=== The problem ===
Select the lines that hold the word "Unique" and copy each one.

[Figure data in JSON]
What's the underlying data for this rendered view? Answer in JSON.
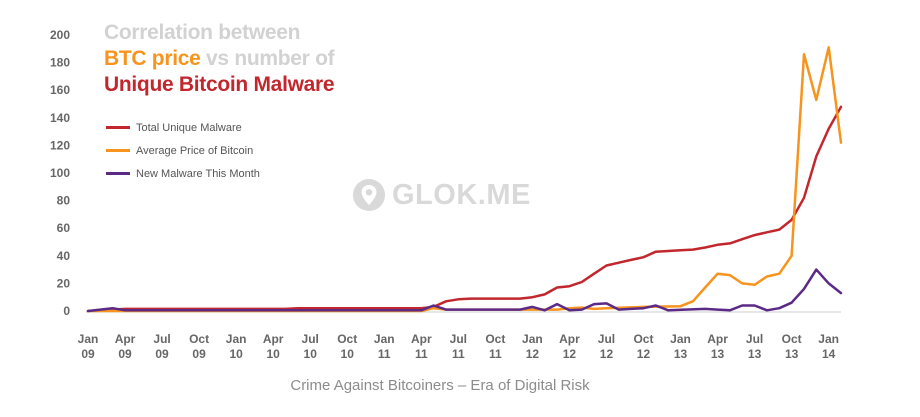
{
  "title": {
    "line1": "Correlation between",
    "btc": "BTC price",
    "vs": " vs ",
    "number_of": "number of",
    "line3": "Unique Bitcoin Malware"
  },
  "watermark": "GLOK.ME",
  "caption": "Crime Against Bitcoiners – Era of Digital Risk",
  "colors": {
    "total": "#c1272d",
    "price": "#f7941d",
    "new": "#5b2a86",
    "title_grey": "#d2d2d2",
    "axis": "#cccccc"
  },
  "chart_data": {
    "type": "line",
    "ylim": [
      0,
      200
    ],
    "yticks": [
      0,
      20,
      40,
      60,
      80,
      100,
      120,
      140,
      160,
      180,
      200
    ],
    "xlim": [
      0,
      61
    ],
    "xticks": [
      {
        "x": 0,
        "l1": "Jan",
        "l2": "09"
      },
      {
        "x": 3,
        "l1": "Apr",
        "l2": "09"
      },
      {
        "x": 6,
        "l1": "Jul",
        "l2": "09"
      },
      {
        "x": 9,
        "l1": "Oct",
        "l2": "09"
      },
      {
        "x": 12,
        "l1": "Jan",
        "l2": "10"
      },
      {
        "x": 15,
        "l1": "Apr",
        "l2": "10"
      },
      {
        "x": 18,
        "l1": "Jul",
        "l2": "10"
      },
      {
        "x": 21,
        "l1": "Oct",
        "l2": "10"
      },
      {
        "x": 24,
        "l1": "Jan",
        "l2": "11"
      },
      {
        "x": 27,
        "l1": "Apr",
        "l2": "11"
      },
      {
        "x": 30,
        "l1": "Jul",
        "l2": "11"
      },
      {
        "x": 33,
        "l1": "Oct",
        "l2": "11"
      },
      {
        "x": 36,
        "l1": "Jan",
        "l2": "12"
      },
      {
        "x": 39,
        "l1": "Apr",
        "l2": "12"
      },
      {
        "x": 42,
        "l1": "Jul",
        "l2": "12"
      },
      {
        "x": 45,
        "l1": "Oct",
        "l2": "12"
      },
      {
        "x": 48,
        "l1": "Jan",
        "l2": "13"
      },
      {
        "x": 51,
        "l1": "Apr",
        "l2": "13"
      },
      {
        "x": 54,
        "l1": "Jul",
        "l2": "13"
      },
      {
        "x": 57,
        "l1": "Oct",
        "l2": "13"
      },
      {
        "x": 60,
        "l1": "Jan",
        "l2": "14"
      }
    ],
    "legend": "top-left",
    "grid": false,
    "series": [
      {
        "name": "Total Unique Malware",
        "color": "#c1272d",
        "points": [
          [
            0,
            0
          ],
          [
            1,
            0.5
          ],
          [
            2,
            1
          ],
          [
            3,
            1.5
          ],
          [
            4,
            1.5
          ],
          [
            10,
            1.5
          ],
          [
            16,
            1.5
          ],
          [
            17,
            2
          ],
          [
            27,
            2
          ],
          [
            28,
            3
          ],
          [
            29,
            7
          ],
          [
            30,
            8.5
          ],
          [
            31,
            9
          ],
          [
            35,
            9
          ],
          [
            36,
            10
          ],
          [
            37,
            12
          ],
          [
            38,
            17
          ],
          [
            39,
            18
          ],
          [
            40,
            21
          ],
          [
            41,
            27
          ],
          [
            42,
            33
          ],
          [
            43,
            35
          ],
          [
            44,
            37
          ],
          [
            45,
            39
          ],
          [
            46,
            43
          ],
          [
            47,
            43.5
          ],
          [
            48,
            44
          ],
          [
            49,
            44.5
          ],
          [
            50,
            46
          ],
          [
            51,
            48
          ],
          [
            52,
            49
          ],
          [
            53,
            52
          ],
          [
            54,
            55
          ],
          [
            55,
            57
          ],
          [
            56,
            59
          ],
          [
            57,
            66
          ],
          [
            58,
            82
          ],
          [
            59,
            112
          ],
          [
            60,
            132
          ],
          [
            61,
            148
          ]
        ]
      },
      {
        "name": "Average Price of Bitcoin",
        "color": "#f7941d",
        "points": [
          [
            0,
            0
          ],
          [
            27,
            0
          ],
          [
            28,
            2
          ],
          [
            29,
            1
          ],
          [
            36,
            1
          ],
          [
            38,
            1
          ],
          [
            39,
            2
          ],
          [
            40,
            2.5
          ],
          [
            41,
            1.5
          ],
          [
            42,
            2
          ],
          [
            45,
            3
          ],
          [
            48,
            3.5
          ],
          [
            49,
            7
          ],
          [
            50,
            17
          ],
          [
            51,
            27
          ],
          [
            52,
            26
          ],
          [
            53,
            20
          ],
          [
            54,
            19
          ],
          [
            55,
            25
          ],
          [
            56,
            27
          ],
          [
            57,
            40
          ],
          [
            58,
            186
          ],
          [
            59,
            153
          ],
          [
            60,
            191
          ],
          [
            61,
            122
          ]
        ]
      },
      {
        "name": "New Malware This Month",
        "color": "#5b2a86",
        "points": [
          [
            0,
            0
          ],
          [
            1,
            1
          ],
          [
            2,
            2
          ],
          [
            3,
            0.5
          ],
          [
            12,
            0.5
          ],
          [
            27,
            0.5
          ],
          [
            28,
            4
          ],
          [
            29,
            1
          ],
          [
            35,
            1
          ],
          [
            36,
            3
          ],
          [
            37,
            0.5
          ],
          [
            38,
            5
          ],
          [
            39,
            0.5
          ],
          [
            40,
            1
          ],
          [
            41,
            5
          ],
          [
            42,
            5.5
          ],
          [
            43,
            1
          ],
          [
            44,
            1.5
          ],
          [
            45,
            2
          ],
          [
            46,
            4
          ],
          [
            47,
            0.5
          ],
          [
            50,
            1.5
          ],
          [
            51,
            1
          ],
          [
            52,
            0.5
          ],
          [
            53,
            4
          ],
          [
            54,
            4
          ],
          [
            55,
            0.5
          ],
          [
            56,
            2
          ],
          [
            57,
            6
          ],
          [
            58,
            16
          ],
          [
            59,
            30
          ],
          [
            60,
            20
          ],
          [
            61,
            13
          ]
        ]
      }
    ]
  }
}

=== Solved problem ===
    "line3": "Unique Bitcoin Malware"
        "name": "Total Unique Malware",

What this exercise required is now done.